**PROBLEM**.
Skip every picture and copy only the lines from the one containing "Extract all readable text from this page." to the final line of the records below.

[Start]

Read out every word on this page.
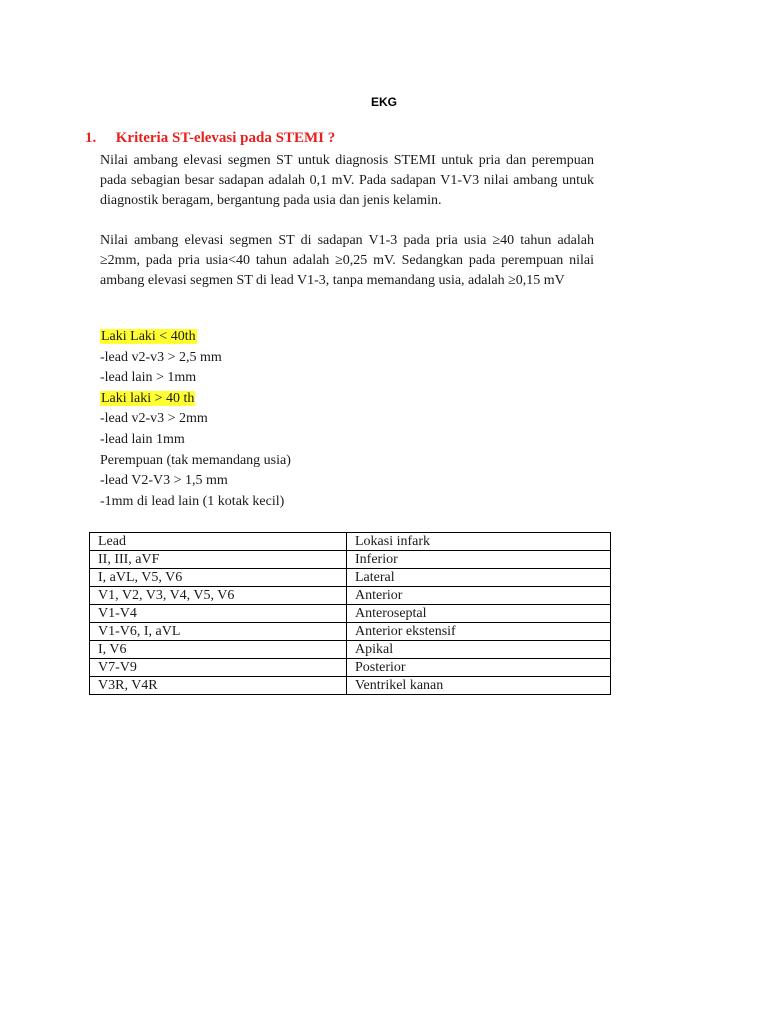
EKG
1. Kriteria ST-elevasi pada STEMI ?
Nilai ambang elevasi segmen ST untuk diagnosis STEMI untuk pria dan perempuan pada sebagian besar sadapan adalah 0,1 mV. Pada sadapan V1-V3 nilai ambang untuk diagnostik beragam, bergantung pada usia dan jenis kelamin.
Nilai ambang elevasi segmen ST di sadapan V1-3 pada pria usia ≥40 tahun adalah ≥2mm, pada pria usia<40 tahun adalah ≥0,25 mV. Sedangkan pada perempuan nilai ambang elevasi segmen ST di lead V1-3, tanpa memandang usia, adalah ≥0,15 mV
Laki Laki < 40th
-lead v2-v3 > 2,5 mm
-lead lain > 1mm
Laki laki > 40 th
-lead v2-v3 > 2mm
-lead lain 1mm
Perempuan (tak memandang usia)
-lead V2-V3 > 1,5 mm
-1mm di lead lain (1 kotak kecil)
Lead	Lokasi infark
II, III, aVF	Inferior
I, aVL, V5, V6	Lateral
V1, V2, V3, V4, V5, V6	Anterior
V1-V4	Anteroseptal
V1-V6, I, aVL	Anterior ekstensif
I, V6	Apikal
V7-V9	Posterior
V3R, V4R	Ventrikel kanan
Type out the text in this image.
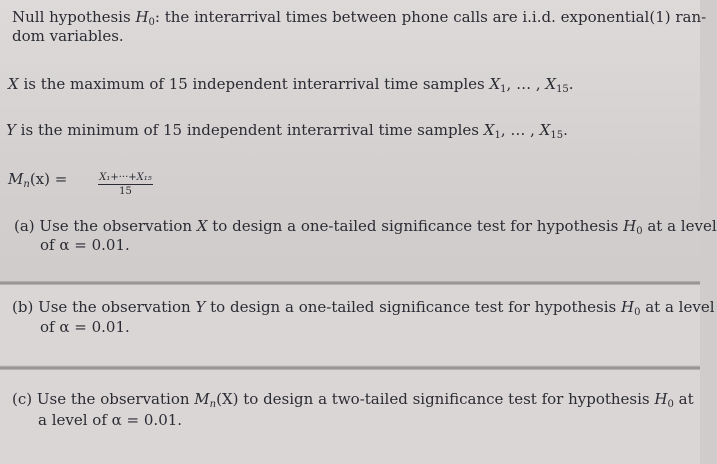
Null hypothesis $H_0$: the interarrival times between phone calls are i.i.d. exponential(1) ran-
dom variables.
X is the maximum of 15 independent interarrival time samples $X_1$, … , $X_{15}$.
Y is the minimum of 15 independent interarrival time samples $X_1$, … , $X_{15}$.
$M_n(x)$ =	$\frac{\text{X₁+···+X₁₅}}{15}$
(a) Use the observation X to design a one-tailed significance test for hypothesis $H_0$ at a level
of α = 0.01.
(b) Use the observation Y to design a one-tailed significance test for hypothesis $H_0$ at a level
of α = 0.01.
(c) Use the observation $M_n(X)$ to design a two-tailed significance test for hypothesis $H_0$ at
a level of α = 0.01.
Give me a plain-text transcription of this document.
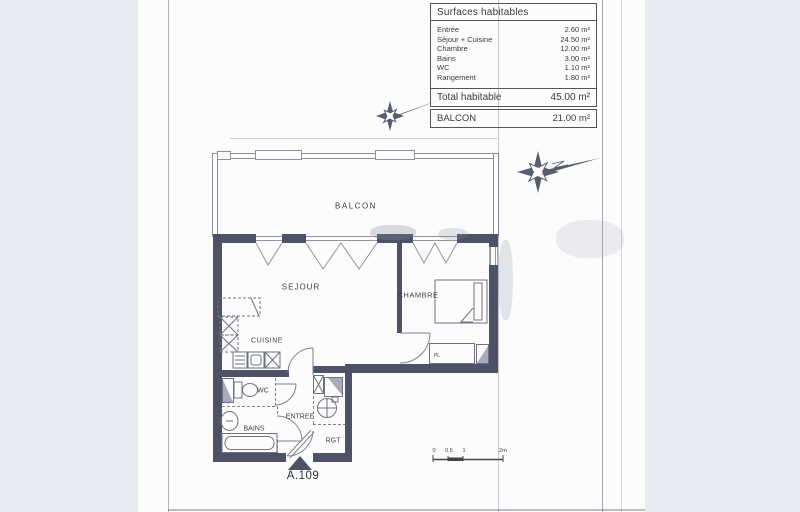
BALCON
SEJOUR
CHAMBRE
CUISINE
WC
BAINS
ENTREE
RGT
PL
A.109
0 0.5 1	2m
Surfaces habitables
Entrée	2.60 m²
Séjour + Cuisine	24.50 m²
Chambre	12.00 m²
Bains	3.00 m²
WC	1.10 m²
Rangement	1.80 m²
Total habitable	45.00 m²
BALCON	21.00 m²
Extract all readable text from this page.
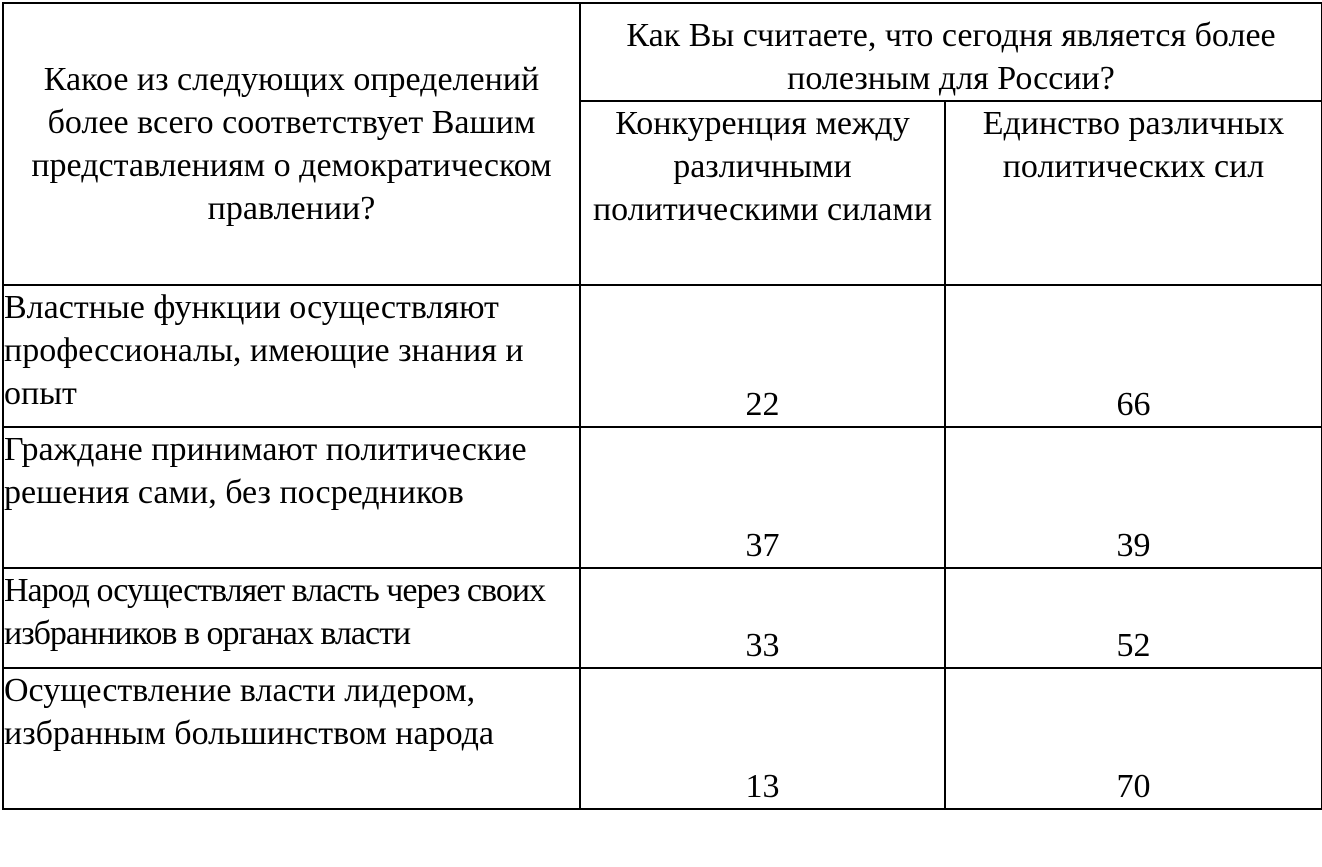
Какое из следующих определений более всего соответствует Вашим представлениям о демократическом правлении?	Как Вы считаете, что сегодня является более полезным для России?	
	Конкуренция между различными политическими силами	Единство различных политических сил
Властные функции осуществляют профессионалы, имеющие знания и опыт	22	66
Граждане принимают политические решения сами, без посредников	37	39
Народ осуществляет власть через своих избранников в органах власти	33	52
Осуществление власти лидером, избранным большинством народа	13	70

[End]

**REPLY**.
Extract all readable text from this page.
Какое из следующих определений более всего соответствует Вашим представлениям о демократическом правлении?	Как Вы считаете, что сегодня является более полезным для России?	
	Конкуренция между различными политическими силами	Единство различных политических сил
Властные функции осуществляют профессионалы, имеющие знания и опыт	22	66
Граждане принимают политические решения сами, без посредников	37	39
Народ осуществляет власть через своих избранников в органах власти	33	52
Осуществление власти лидером, избранным большинством народа	13	70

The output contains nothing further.